- Records supplied
○ ○ ○

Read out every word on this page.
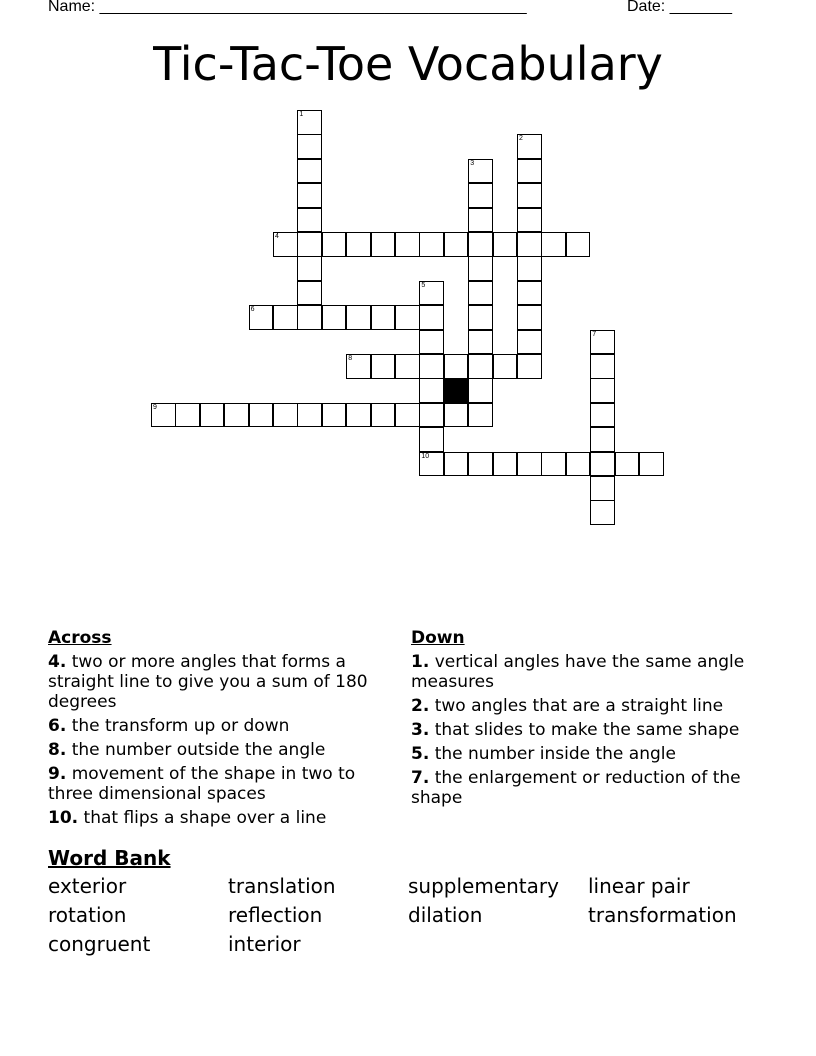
Name: ________________________________________________	Date: _______
Tic-Tac-Toe Vocabulary
1
2
3
4
5
10
6
7
8
9
Across
4. two or more angles that forms a straight line to give you a sum of 180 degrees
6. the transform up or down
8. the number outside the angle
9. movement of the shape in two to three dimensional spaces
10. that flips a shape over a line
Down
1. vertical angles have the same angle measures
2. two angles that are a straight line
3. that slides to make the same shape
5. the number inside the angle
7. the enlargement or reduction of the shape
Word Bank
exterior	translation	supplementary	linear pair
rotation	reflection	dilation	transformation
congruent	interior
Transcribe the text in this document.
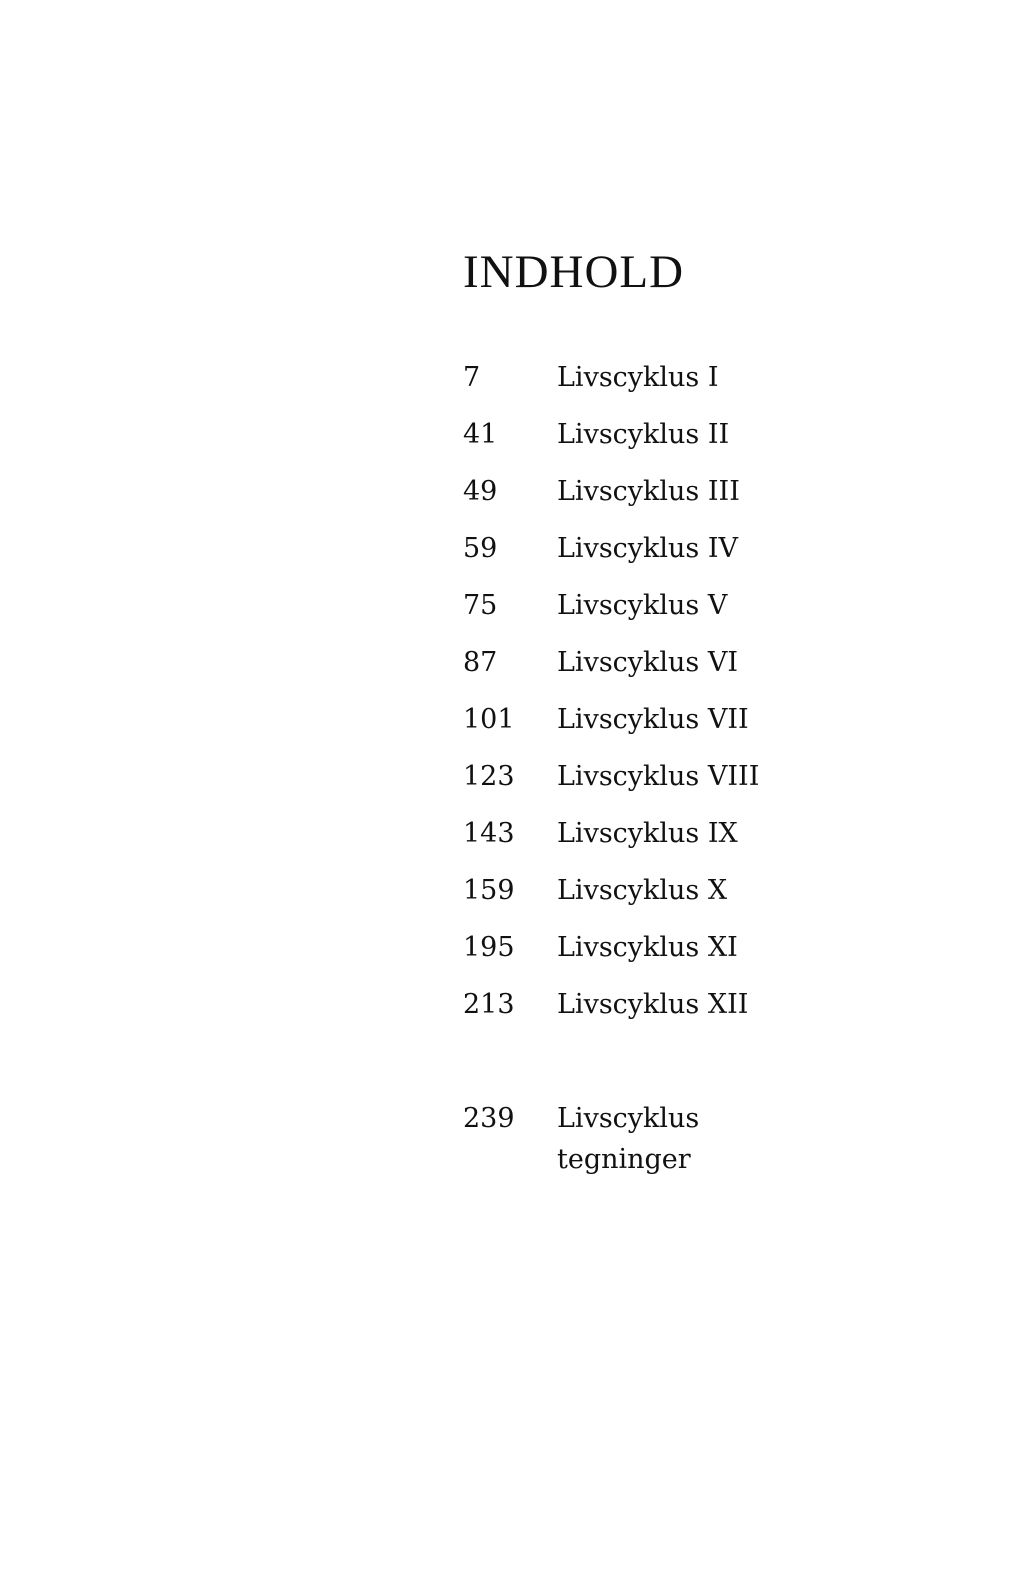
INDHOLD
7	Livscyklus I
41	Livscyklus II
49	Livscyklus III
59	Livscyklus IV
75	Livscyklus V
87	Livscyklus VI
101	Livscyklus VII
123	Livscyklus VIII
143	Livscyklus IX
159	Livscyklus X
195	Livscyklus XI
213	Livscyklus XII
239	Livscyklus tegninger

○ ○ ○

The pictures should not be reproduced; quote all of the other material exactly.

Read out every word on this page.
Name: ________________________________________________	Date: _______
Tic-Tac-Toe Vocabulary
1
2
3
4
5
10
6
7
8
9
Across
4. two or more angles that forms a straight line to give you a sum of 180 degrees
6. the transform up or down
8. the number outside the angle
9. movement of the shape in two to three dimensional spaces
10. that flips a shape over a line
Down
1. vertical angles have the same angle measures
2. two angles that are a straight line
3. that slides to make the same shape
5. the number inside the angle
7. the enlargement or reduction of the shape
Word Bank
exterior	translation	supplementary	linear pair
rotation	reflection	dilation	transformation
congruent	interior
Transcribe the text in this document.
INDHOLD
7	Livscyklus I
41	Livscyklus II
49	Livscyklus III
59	Livscyklus IV
75	Livscyklus V
87	Livscyklus VI
101	Livscyklus VII
123	Livscyklus VIII
143	Livscyklus IX
159	Livscyklus X
195	Livscyklus XI
213	Livscyklus XII
239	Livscyklus tegninger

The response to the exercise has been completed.